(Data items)
# # # # # # #

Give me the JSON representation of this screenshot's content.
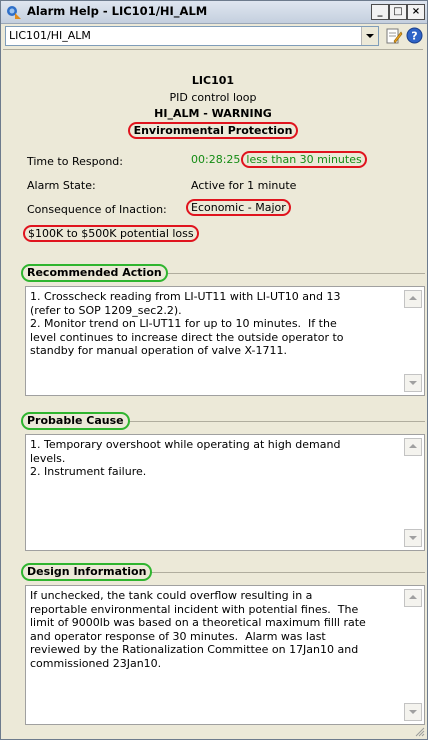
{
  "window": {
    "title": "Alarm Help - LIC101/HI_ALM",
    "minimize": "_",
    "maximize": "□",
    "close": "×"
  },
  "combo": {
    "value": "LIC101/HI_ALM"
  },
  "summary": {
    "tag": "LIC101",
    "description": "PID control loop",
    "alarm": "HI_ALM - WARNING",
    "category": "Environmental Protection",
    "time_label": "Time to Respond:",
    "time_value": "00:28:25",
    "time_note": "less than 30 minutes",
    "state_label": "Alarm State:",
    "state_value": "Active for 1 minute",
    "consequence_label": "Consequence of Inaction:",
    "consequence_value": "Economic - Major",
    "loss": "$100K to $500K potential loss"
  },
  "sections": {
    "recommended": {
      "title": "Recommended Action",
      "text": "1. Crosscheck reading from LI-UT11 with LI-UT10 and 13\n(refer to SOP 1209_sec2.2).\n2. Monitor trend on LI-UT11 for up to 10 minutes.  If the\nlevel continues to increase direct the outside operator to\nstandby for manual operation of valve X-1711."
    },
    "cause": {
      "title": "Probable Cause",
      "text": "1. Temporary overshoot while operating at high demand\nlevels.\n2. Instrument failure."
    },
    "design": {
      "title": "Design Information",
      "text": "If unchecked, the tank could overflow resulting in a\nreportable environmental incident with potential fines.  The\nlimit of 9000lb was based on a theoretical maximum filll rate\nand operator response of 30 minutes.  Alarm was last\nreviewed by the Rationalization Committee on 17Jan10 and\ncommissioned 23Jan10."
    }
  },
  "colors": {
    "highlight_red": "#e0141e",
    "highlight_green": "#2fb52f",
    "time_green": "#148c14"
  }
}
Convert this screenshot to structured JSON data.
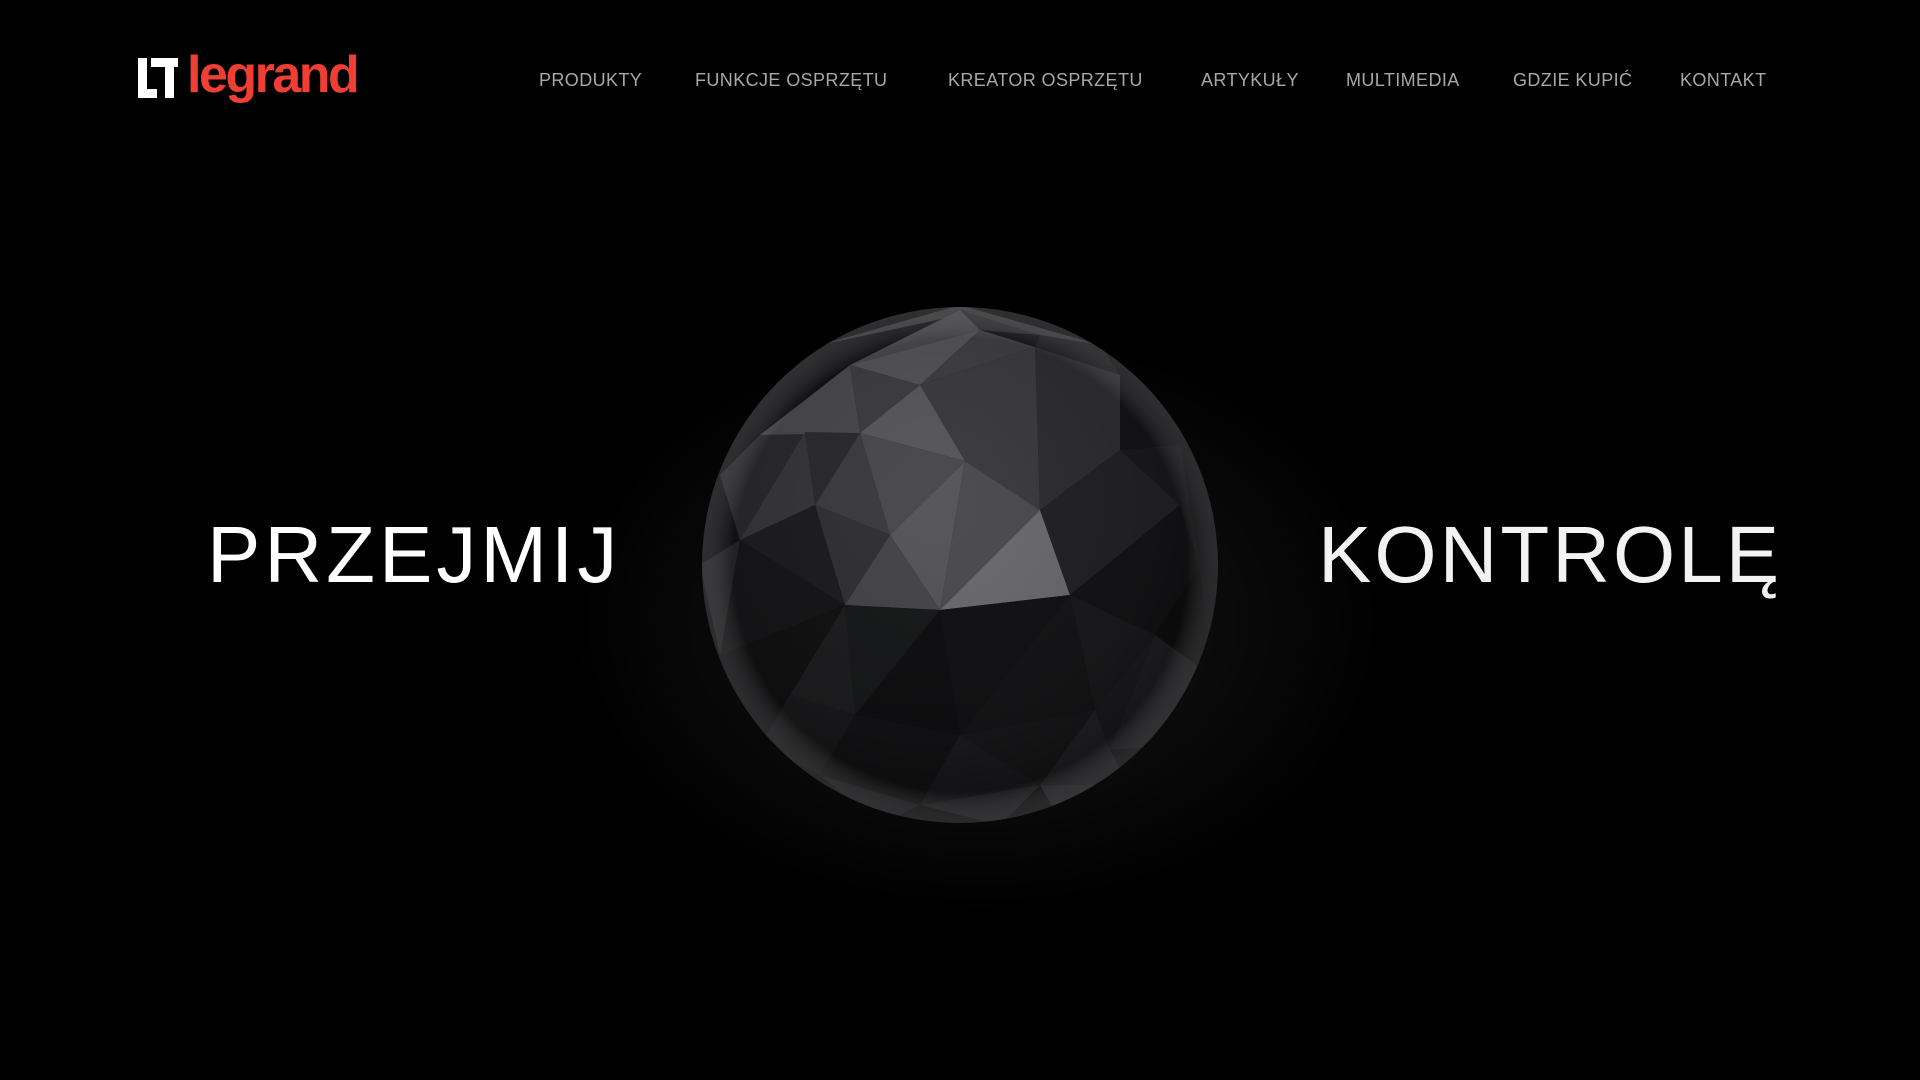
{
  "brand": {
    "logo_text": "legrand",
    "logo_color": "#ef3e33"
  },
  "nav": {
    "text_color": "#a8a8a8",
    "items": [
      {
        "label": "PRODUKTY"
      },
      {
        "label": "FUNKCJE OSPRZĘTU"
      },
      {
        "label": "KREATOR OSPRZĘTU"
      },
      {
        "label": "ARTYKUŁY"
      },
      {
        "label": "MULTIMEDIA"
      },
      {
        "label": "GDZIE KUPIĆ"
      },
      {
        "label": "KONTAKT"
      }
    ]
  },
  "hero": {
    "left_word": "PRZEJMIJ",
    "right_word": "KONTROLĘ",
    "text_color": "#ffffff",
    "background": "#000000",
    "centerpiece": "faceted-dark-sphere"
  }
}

# # # # # # #

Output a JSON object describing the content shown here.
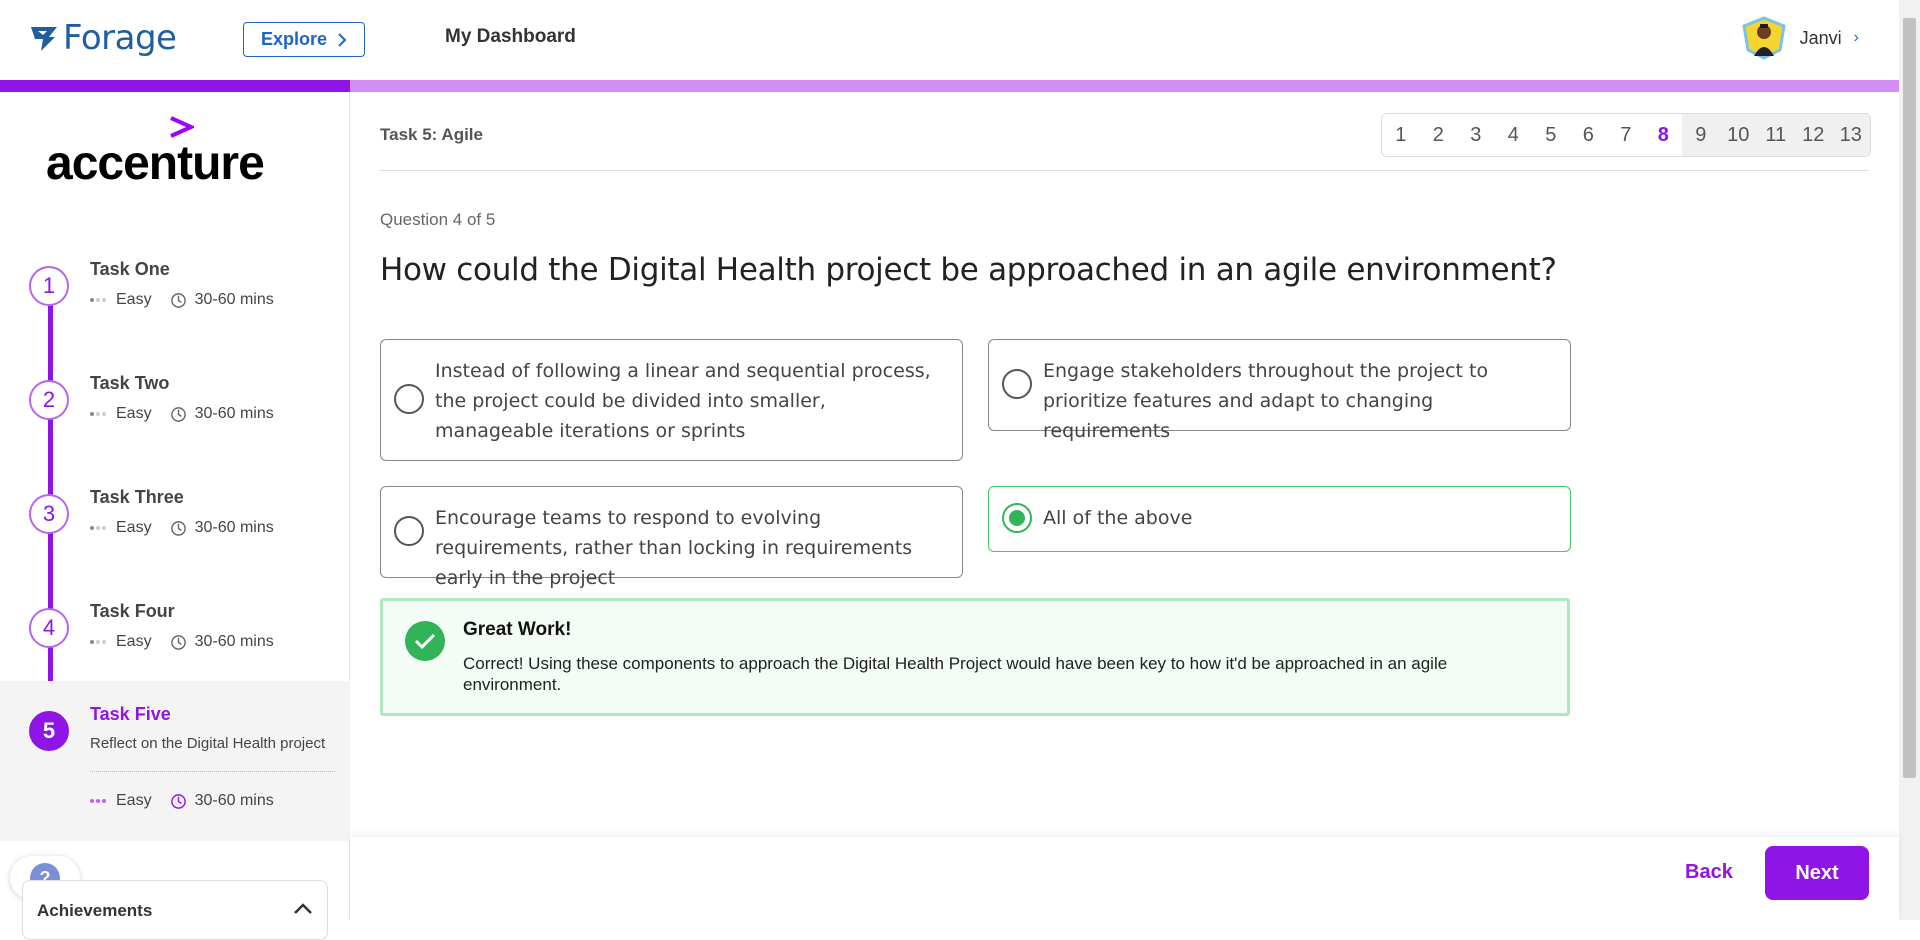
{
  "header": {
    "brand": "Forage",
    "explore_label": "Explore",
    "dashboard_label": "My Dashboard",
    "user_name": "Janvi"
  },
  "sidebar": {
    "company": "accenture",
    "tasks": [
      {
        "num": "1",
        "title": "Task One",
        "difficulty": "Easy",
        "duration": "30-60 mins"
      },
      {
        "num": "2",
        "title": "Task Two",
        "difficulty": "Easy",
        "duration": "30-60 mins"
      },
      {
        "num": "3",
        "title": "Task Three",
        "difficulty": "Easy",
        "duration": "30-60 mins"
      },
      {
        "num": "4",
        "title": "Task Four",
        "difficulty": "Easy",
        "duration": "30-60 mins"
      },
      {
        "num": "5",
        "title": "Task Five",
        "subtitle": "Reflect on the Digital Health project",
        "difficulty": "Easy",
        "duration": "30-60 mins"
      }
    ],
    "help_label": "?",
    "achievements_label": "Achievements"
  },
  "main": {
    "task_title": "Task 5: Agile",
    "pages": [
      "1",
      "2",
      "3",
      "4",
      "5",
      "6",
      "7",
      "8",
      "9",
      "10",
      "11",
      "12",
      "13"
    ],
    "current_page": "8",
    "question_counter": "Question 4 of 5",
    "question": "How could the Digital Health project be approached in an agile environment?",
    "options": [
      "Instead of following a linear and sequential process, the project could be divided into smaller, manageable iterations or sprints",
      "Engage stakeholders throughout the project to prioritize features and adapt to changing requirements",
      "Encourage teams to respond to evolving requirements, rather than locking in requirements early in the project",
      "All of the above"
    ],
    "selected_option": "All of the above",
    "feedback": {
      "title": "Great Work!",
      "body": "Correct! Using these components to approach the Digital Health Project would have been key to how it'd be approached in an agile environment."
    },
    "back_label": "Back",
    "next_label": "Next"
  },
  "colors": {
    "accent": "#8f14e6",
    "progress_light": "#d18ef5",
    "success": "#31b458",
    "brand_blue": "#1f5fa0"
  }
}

# # # # # # #

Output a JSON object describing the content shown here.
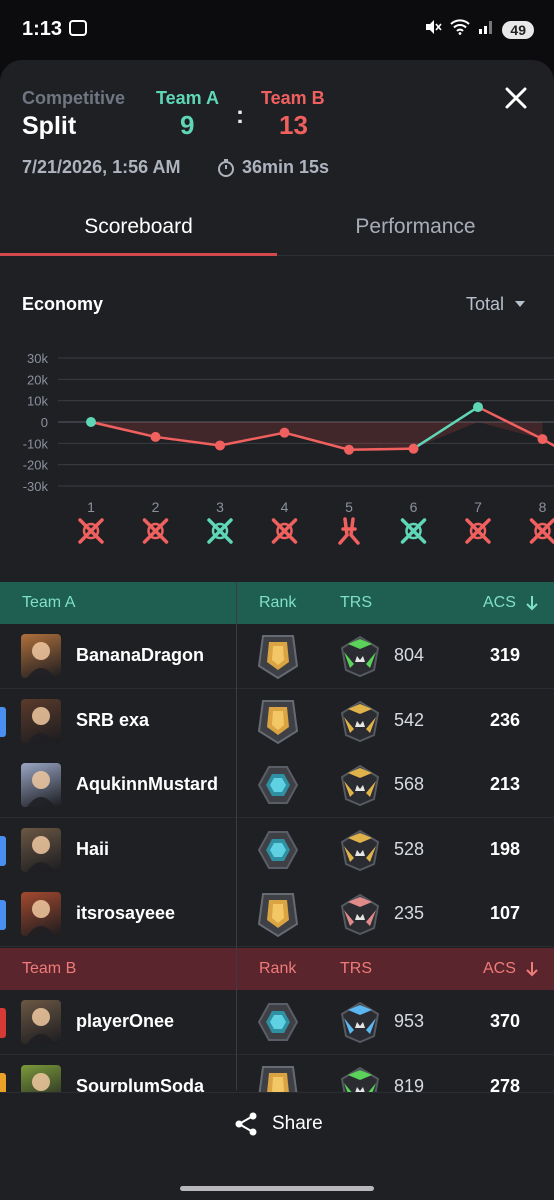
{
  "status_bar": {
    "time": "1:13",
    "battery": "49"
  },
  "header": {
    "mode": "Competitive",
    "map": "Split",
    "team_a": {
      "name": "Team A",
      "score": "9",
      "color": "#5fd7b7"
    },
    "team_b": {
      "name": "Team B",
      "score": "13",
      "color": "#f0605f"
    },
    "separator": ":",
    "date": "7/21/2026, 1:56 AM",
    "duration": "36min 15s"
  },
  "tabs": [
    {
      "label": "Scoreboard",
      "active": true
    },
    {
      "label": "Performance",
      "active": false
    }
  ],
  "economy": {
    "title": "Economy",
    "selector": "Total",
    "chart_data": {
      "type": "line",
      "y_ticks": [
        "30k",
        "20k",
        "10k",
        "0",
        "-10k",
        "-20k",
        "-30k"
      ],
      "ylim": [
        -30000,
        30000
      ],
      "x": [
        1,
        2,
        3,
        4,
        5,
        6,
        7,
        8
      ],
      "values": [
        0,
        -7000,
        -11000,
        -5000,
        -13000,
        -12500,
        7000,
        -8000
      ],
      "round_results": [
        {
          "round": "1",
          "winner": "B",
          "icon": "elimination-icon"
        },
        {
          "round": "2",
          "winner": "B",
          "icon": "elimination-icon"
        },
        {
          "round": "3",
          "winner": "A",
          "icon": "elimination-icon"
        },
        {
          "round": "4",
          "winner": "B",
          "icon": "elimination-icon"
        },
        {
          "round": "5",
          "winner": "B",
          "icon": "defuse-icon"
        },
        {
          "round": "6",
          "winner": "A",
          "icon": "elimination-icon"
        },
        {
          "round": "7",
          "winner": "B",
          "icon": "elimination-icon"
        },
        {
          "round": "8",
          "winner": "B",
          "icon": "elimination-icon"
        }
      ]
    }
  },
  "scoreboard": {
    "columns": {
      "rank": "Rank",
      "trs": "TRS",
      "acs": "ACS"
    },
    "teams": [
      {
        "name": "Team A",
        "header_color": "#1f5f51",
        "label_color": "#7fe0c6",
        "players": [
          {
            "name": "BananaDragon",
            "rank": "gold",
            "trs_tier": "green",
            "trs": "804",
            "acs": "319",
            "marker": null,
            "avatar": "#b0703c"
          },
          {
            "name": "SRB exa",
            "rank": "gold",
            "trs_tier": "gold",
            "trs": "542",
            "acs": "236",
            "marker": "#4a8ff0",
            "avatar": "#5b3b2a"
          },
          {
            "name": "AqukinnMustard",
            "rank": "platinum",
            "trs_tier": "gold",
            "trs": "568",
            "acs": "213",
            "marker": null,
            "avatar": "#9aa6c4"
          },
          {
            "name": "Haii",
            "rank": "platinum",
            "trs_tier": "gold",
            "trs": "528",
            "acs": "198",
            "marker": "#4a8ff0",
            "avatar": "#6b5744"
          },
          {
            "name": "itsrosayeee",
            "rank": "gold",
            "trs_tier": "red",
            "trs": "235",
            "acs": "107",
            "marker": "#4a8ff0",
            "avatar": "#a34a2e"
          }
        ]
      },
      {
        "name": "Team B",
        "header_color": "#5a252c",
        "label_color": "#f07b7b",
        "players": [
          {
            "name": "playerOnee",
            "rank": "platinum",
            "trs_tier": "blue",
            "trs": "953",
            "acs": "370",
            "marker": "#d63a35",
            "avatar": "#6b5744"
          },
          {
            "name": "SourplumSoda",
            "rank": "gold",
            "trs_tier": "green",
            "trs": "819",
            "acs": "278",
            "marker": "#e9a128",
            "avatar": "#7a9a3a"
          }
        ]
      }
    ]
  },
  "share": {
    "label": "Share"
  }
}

# # # # # # #

> Task: Search the entries for the word "approached" and copy every line that has it.

> Solution to this task:
    "question": "How could the Digital Health project be approached in an agile environment?",
      "body": "Correct! Using these components to approach the Digital Health Project would have been key to how it'd be approached in an agile environment."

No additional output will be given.